# Start of Records shown

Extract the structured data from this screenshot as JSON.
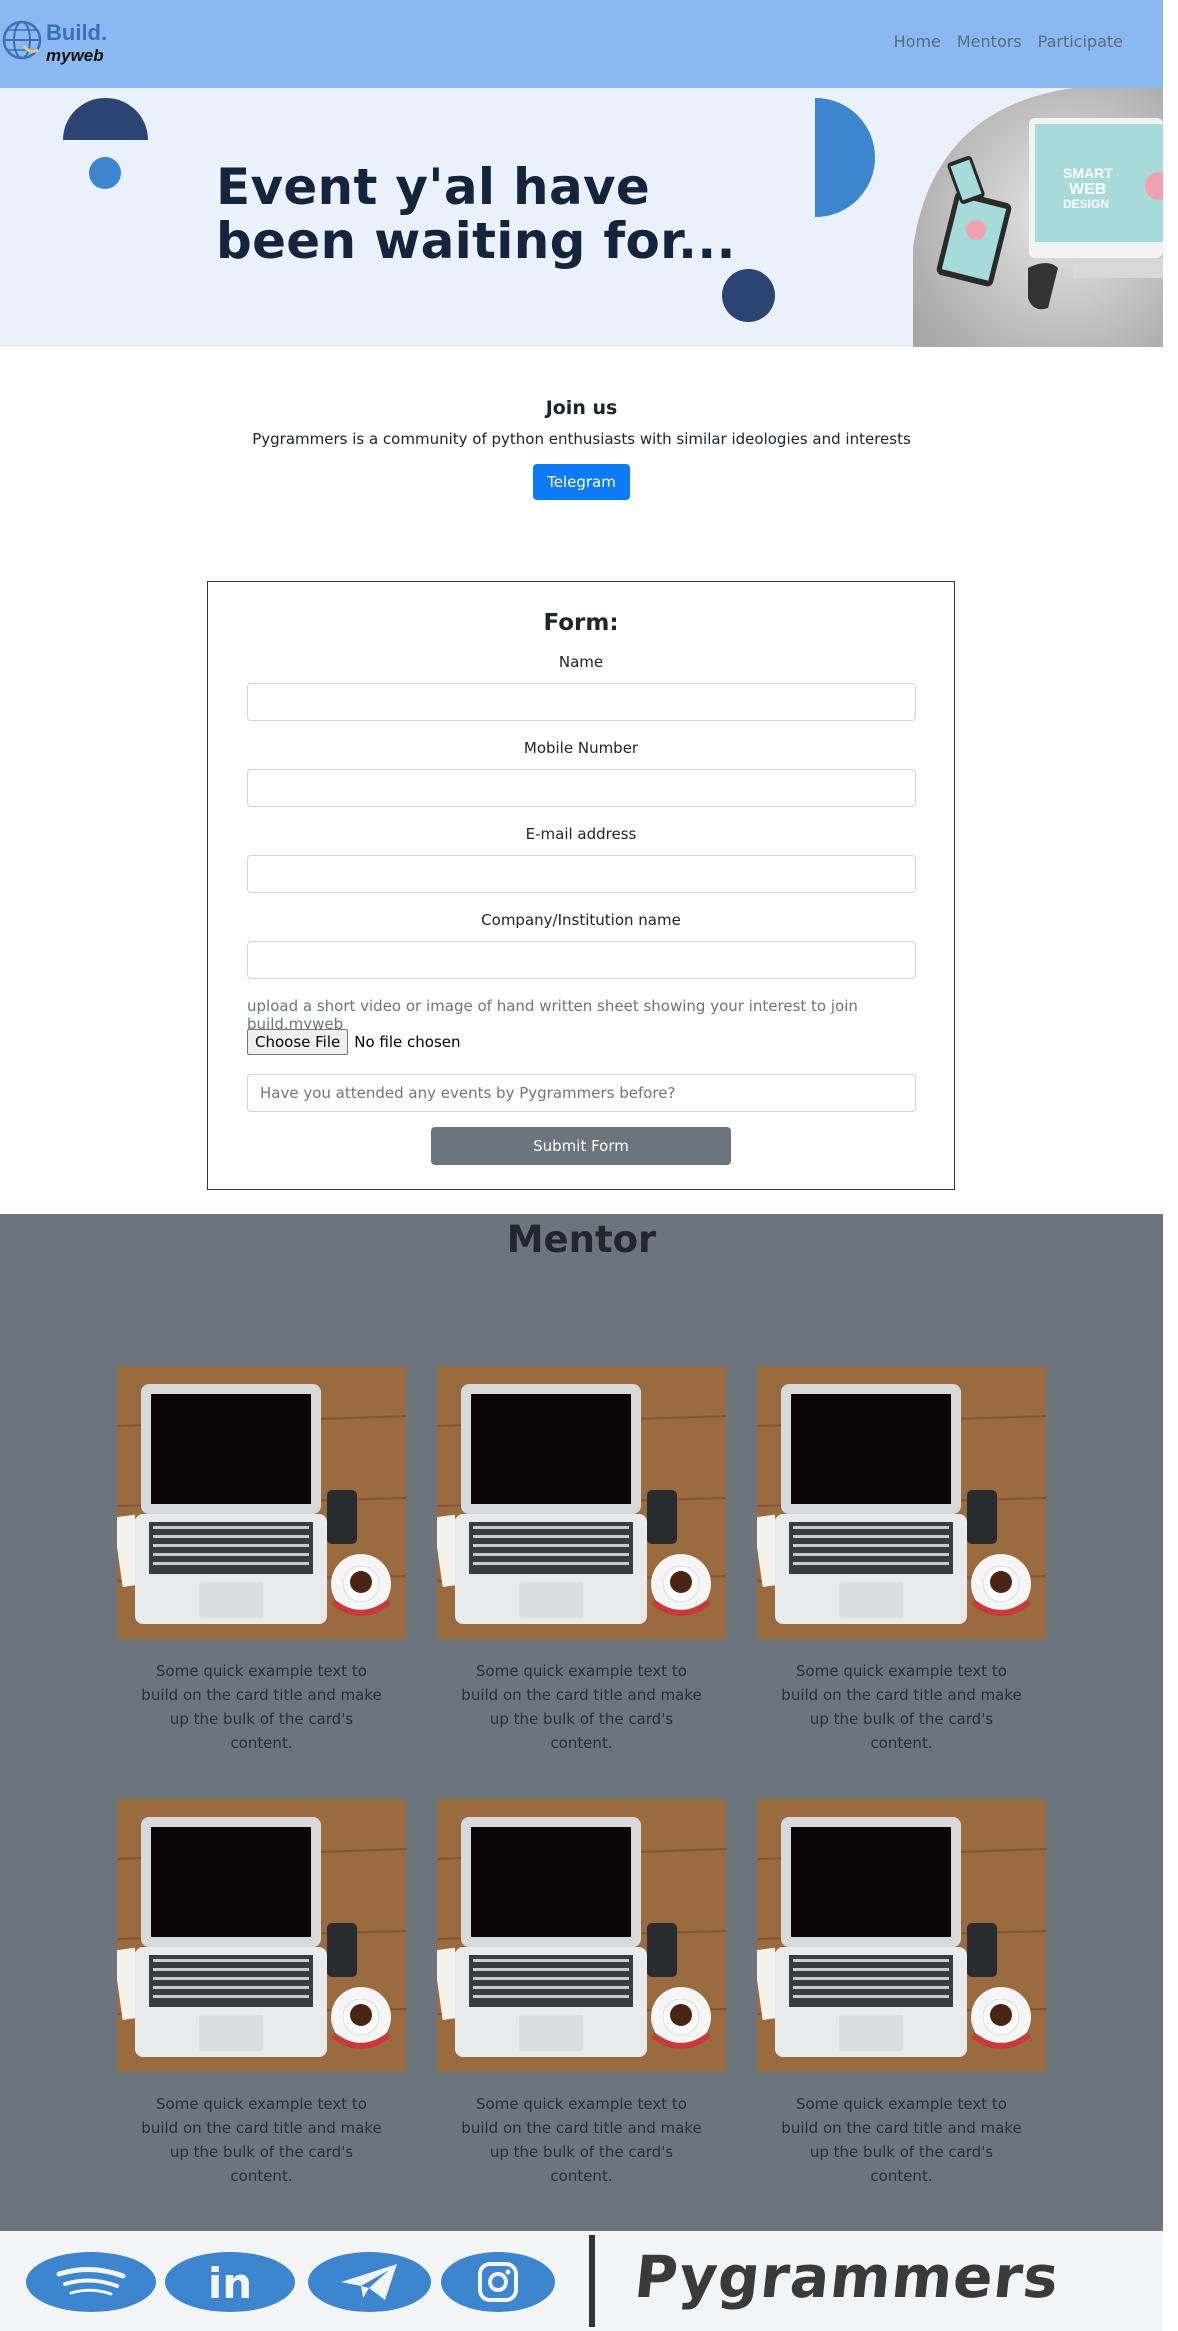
{
  "navbar": {
    "logo_primary": "Build.",
    "logo_secondary": "myweb",
    "links": [
      "Home",
      "Mentors",
      "Participate"
    ]
  },
  "hero": {
    "title_line1": "Event y'al have",
    "title_line2": "been waiting for...",
    "image_screen_text_1": "SMART",
    "image_screen_text_2": "WEB",
    "image_screen_text_3": "DESIGN"
  },
  "join": {
    "title": "Join us",
    "text": "Pygrammers is a community of python enthusiasts with similar ideologies and interests",
    "button": "Telegram"
  },
  "form": {
    "title": "Form:",
    "fields": [
      {
        "label": "Name",
        "value": ""
      },
      {
        "label": "Mobile Number",
        "value": ""
      },
      {
        "label": "E-mail address",
        "value": ""
      },
      {
        "label": "Company/Institution name",
        "value": ""
      }
    ],
    "upload_text": "upload a short video or image of hand written sheet showing your interest to join build.myweb",
    "file_button": "Choose File",
    "file_status": "No file chosen",
    "attended_placeholder": "Have you attended any events by Pygrammers before?",
    "submit": "Submit Form"
  },
  "mentor": {
    "title": "Mentor",
    "cards": [
      {
        "text": "Some quick example text to build on the card title and make up the bulk of the card's content."
      },
      {
        "text": "Some quick example text to build on the card title and make up the bulk of the card's content."
      },
      {
        "text": "Some quick example text to build on the card title and make up the bulk of the card's content."
      },
      {
        "text": "Some quick example text to build on the card title and make up the bulk of the card's content."
      },
      {
        "text": "Some quick example text to build on the card title and make up the bulk of the card's content."
      },
      {
        "text": "Some quick example text to build on the card title and make up the bulk of the card's content."
      }
    ]
  },
  "footer": {
    "icons": [
      "spotify-icon",
      "linkedin-icon",
      "telegram-icon",
      "instagram-icon"
    ],
    "brand": "Pygrammers"
  },
  "colors": {
    "navbar": "#8ab9f1",
    "hero_bg": "#eaf1fa",
    "primary_button": "#0d7bf7",
    "mentor_bg": "#6c757d",
    "accent_blue": "#3d85cf",
    "dark_navy": "#2b4474"
  }
}
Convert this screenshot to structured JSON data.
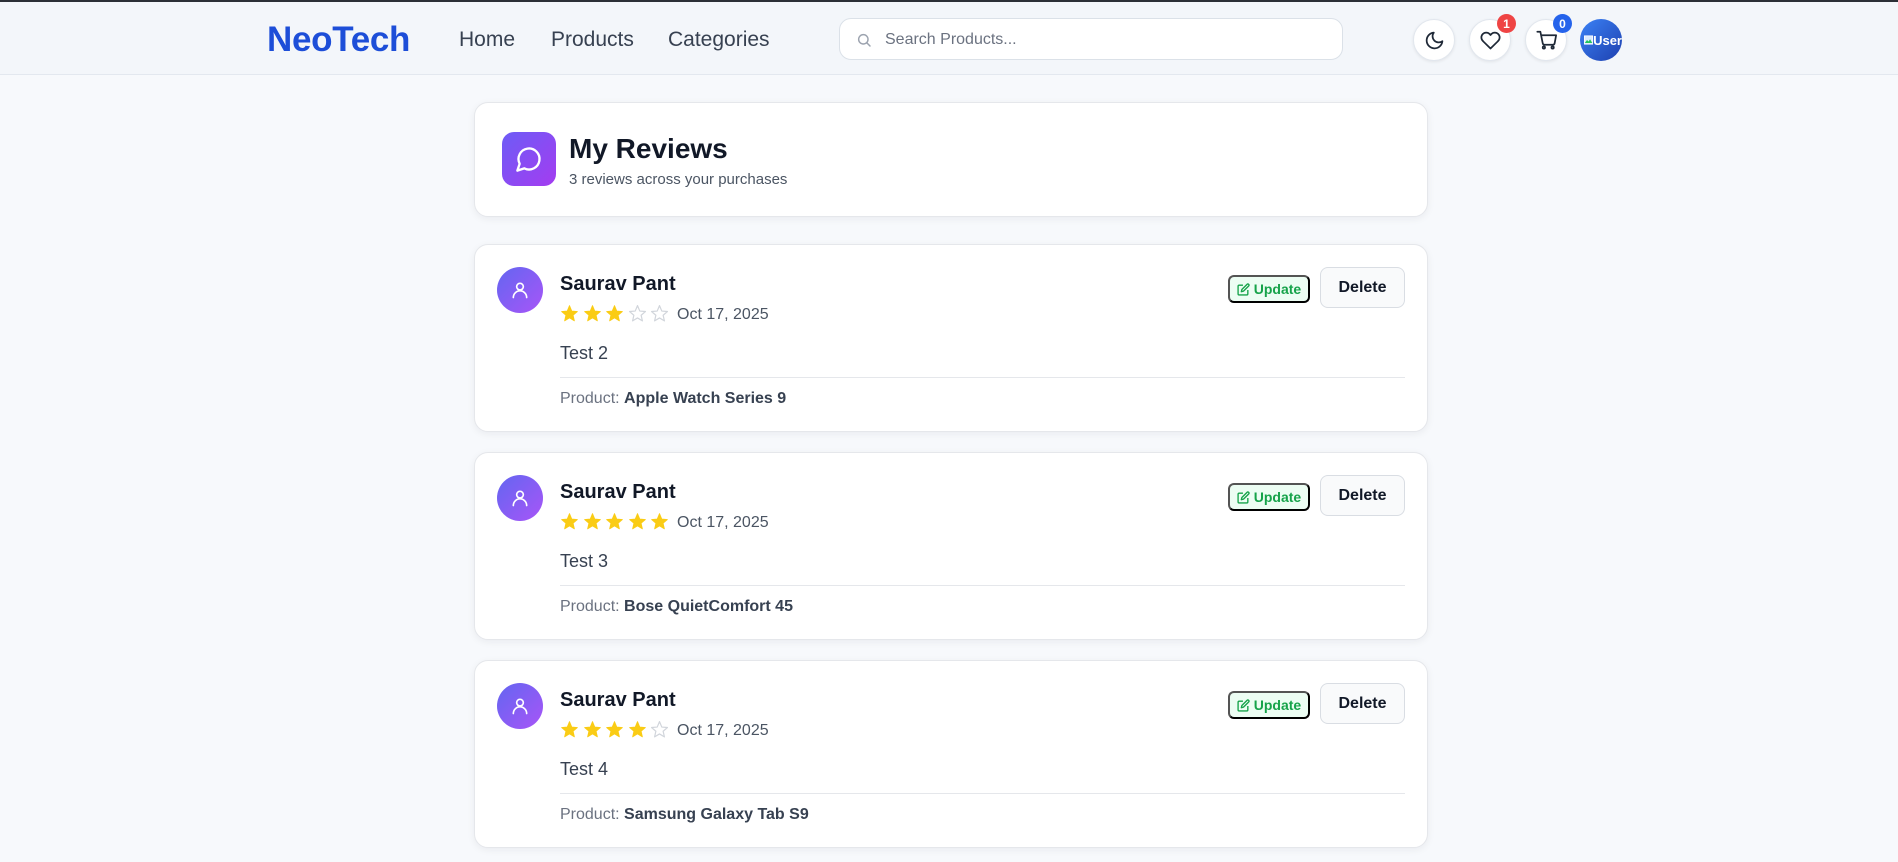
{
  "navbar": {
    "logo": "NeoTech",
    "links": [
      "Home",
      "Products",
      "Categories"
    ],
    "search_placeholder": "Search Products...",
    "theme_icon": "moon-icon",
    "wishlist": {
      "icon": "heart-icon",
      "count": "1",
      "badge_color": "#ef4444"
    },
    "cart": {
      "icon": "cart-icon",
      "count": "0",
      "badge_color": "#2563eb"
    },
    "avatar_alt": "User"
  },
  "header": {
    "title": "My Reviews",
    "subtitle": "3 reviews across your purchases",
    "icon": "message-circle-icon"
  },
  "reviews": [
    {
      "user": "Saurav Pant",
      "rating": 3,
      "max_rating": 5,
      "date": "Oct 17, 2025",
      "text": "Test 2",
      "product_label": "Product:",
      "product": "Apple Watch Series 9",
      "update_label": "Update",
      "delete_label": "Delete"
    },
    {
      "user": "Saurav Pant",
      "rating": 5,
      "max_rating": 5,
      "date": "Oct 17, 2025",
      "text": "Test 3",
      "product_label": "Product:",
      "product": "Bose QuietComfort 45",
      "update_label": "Update",
      "delete_label": "Delete"
    },
    {
      "user": "Saurav Pant",
      "rating": 4,
      "max_rating": 5,
      "date": "Oct 17, 2025",
      "text": "Test 4",
      "product_label": "Product:",
      "product": "Samsung Galaxy Tab S9",
      "update_label": "Update",
      "delete_label": "Delete"
    }
  ],
  "colors": {
    "brand": "#1d4ed8",
    "star_filled": "#facc15",
    "star_empty": "#d1d5db",
    "update": "#16a34a"
  }
}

# End of Records shown

= Problem to work on =
Print the records word for word and exclude any picture they hold.

= Solution for this problem =
Extract the structured data from this screenshot as JSON.
{
  "navbar": {
    "logo_primary": "Build.",
    "logo_secondary": "myweb",
    "links": [
      "Home",
      "Mentors",
      "Participate"
    ]
  },
  "hero": {
    "title_line1": "Event y'al have",
    "title_line2": "been waiting for...",
    "image_screen_text_1": "SMART",
    "image_screen_text_2": "WEB",
    "image_screen_text_3": "DESIGN"
  },
  "join": {
    "title": "Join us",
    "text": "Pygrammers is a community of python enthusiasts with similar ideologies and interests",
    "button": "Telegram"
  },
  "form": {
    "title": "Form:",
    "fields": [
      {
        "label": "Name",
        "value": ""
      },
      {
        "label": "Mobile Number",
        "value": ""
      },
      {
        "label": "E-mail address",
        "value": ""
      },
      {
        "label": "Company/Institution name",
        "value": ""
      }
    ],
    "upload_text": "upload a short video or image of hand written sheet showing your interest to join build.myweb",
    "file_button": "Choose File",
    "file_status": "No file chosen",
    "attended_placeholder": "Have you attended any events by Pygrammers before?",
    "submit": "Submit Form"
  },
  "mentor": {
    "title": "Mentor",
    "cards": [
      {
        "text": "Some quick example text to build on the card title and make up the bulk of the card's content."
      },
      {
        "text": "Some quick example text to build on the card title and make up the bulk of the card's content."
      },
      {
        "text": "Some quick example text to build on the card title and make up the bulk of the card's content."
      },
      {
        "text": "Some quick example text to build on the card title and make up the bulk of the card's content."
      },
      {
        "text": "Some quick example text to build on the card title and make up the bulk of the card's content."
      },
      {
        "text": "Some quick example text to build on the card title and make up the bulk of the card's content."
      }
    ]
  },
  "footer": {
    "icons": [
      "spotify-icon",
      "linkedin-icon",
      "telegram-icon",
      "instagram-icon"
    ],
    "brand": "Pygrammers"
  },
  "colors": {
    "navbar": "#8ab9f1",
    "hero_bg": "#eaf1fa",
    "primary_button": "#0d7bf7",
    "mentor_bg": "#6c757d",
    "accent_blue": "#3d85cf",
    "dark_navy": "#2b4474"
  }
}
Convert this screenshot to structured JSON data.
{
  "navbar": {
    "logo": "NeoTech",
    "links": [
      "Home",
      "Products",
      "Categories"
    ],
    "search_placeholder": "Search Products...",
    "theme_icon": "moon-icon",
    "wishlist": {
      "icon": "heart-icon",
      "count": "1",
      "badge_color": "#ef4444"
    },
    "cart": {
      "icon": "cart-icon",
      "count": "0",
      "badge_color": "#2563eb"
    },
    "avatar_alt": "User"
  },
  "header": {
    "title": "My Reviews",
    "subtitle": "3 reviews across your purchases",
    "icon": "message-circle-icon"
  },
  "reviews": [
    {
      "user": "Saurav Pant",
      "rating": 3,
      "max_rating": 5,
      "date": "Oct 17, 2025",
      "text": "Test 2",
      "product_label": "Product:",
      "product": "Apple Watch Series 9",
      "update_label": "Update",
      "delete_label": "Delete"
    },
    {
      "user": "Saurav Pant",
      "rating": 5,
      "max_rating": 5,
      "date": "Oct 17, 2025",
      "text": "Test 3",
      "product_label": "Product:",
      "product": "Bose QuietComfort 45",
      "update_label": "Update",
      "delete_label": "Delete"
    },
    {
      "user": "Saurav Pant",
      "rating": 4,
      "max_rating": 5,
      "date": "Oct 17, 2025",
      "text": "Test 4",
      "product_label": "Product:",
      "product": "Samsung Galaxy Tab S9",
      "update_label": "Update",
      "delete_label": "Delete"
    }
  ],
  "colors": {
    "brand": "#1d4ed8",
    "star_filled": "#facc15",
    "star_empty": "#d1d5db",
    "update": "#16a34a"
  }
}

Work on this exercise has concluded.